Recorded data
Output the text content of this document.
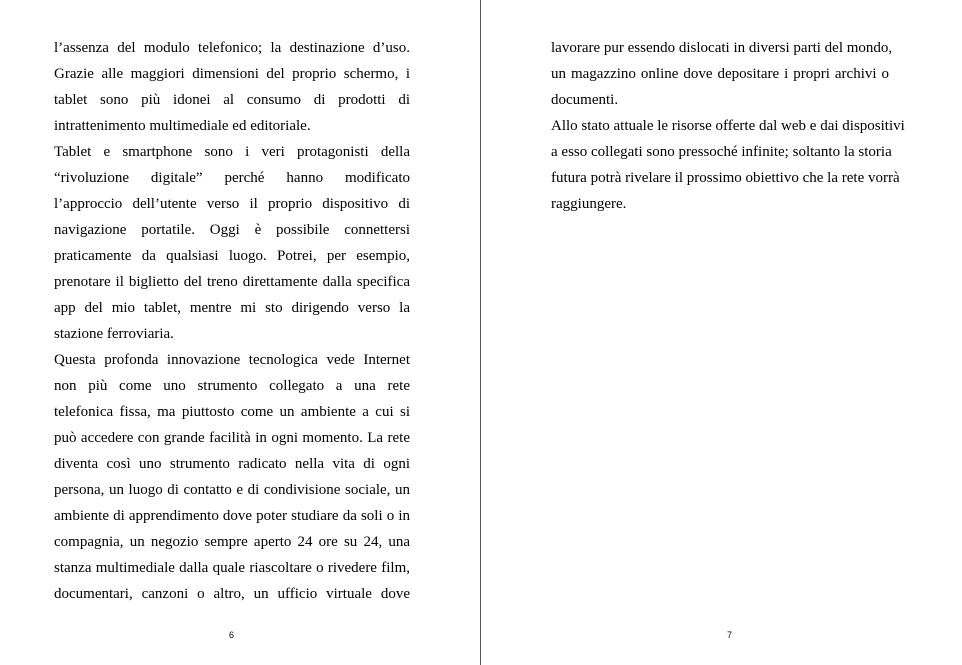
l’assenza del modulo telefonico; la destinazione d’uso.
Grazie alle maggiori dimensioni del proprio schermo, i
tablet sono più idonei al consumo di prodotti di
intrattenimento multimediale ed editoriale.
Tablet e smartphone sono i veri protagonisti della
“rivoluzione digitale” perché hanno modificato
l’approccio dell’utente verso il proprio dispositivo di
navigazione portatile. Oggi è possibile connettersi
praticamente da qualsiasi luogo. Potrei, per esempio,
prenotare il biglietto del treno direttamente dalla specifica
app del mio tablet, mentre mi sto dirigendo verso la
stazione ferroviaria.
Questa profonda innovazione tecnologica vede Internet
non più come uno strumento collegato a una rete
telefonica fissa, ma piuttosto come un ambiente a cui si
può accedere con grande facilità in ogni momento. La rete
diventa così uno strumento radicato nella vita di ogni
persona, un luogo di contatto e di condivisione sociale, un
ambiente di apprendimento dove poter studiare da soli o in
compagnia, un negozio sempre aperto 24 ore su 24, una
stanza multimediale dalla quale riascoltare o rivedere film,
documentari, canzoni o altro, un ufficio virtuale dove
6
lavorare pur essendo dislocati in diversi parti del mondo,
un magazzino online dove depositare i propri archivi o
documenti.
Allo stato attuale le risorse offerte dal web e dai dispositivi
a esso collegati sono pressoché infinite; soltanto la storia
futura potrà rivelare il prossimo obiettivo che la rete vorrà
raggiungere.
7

WHAT YOU HAVE TO DO
How many lines of the data contain the word "ambiente"? Answer with the number alone.

RESULT
2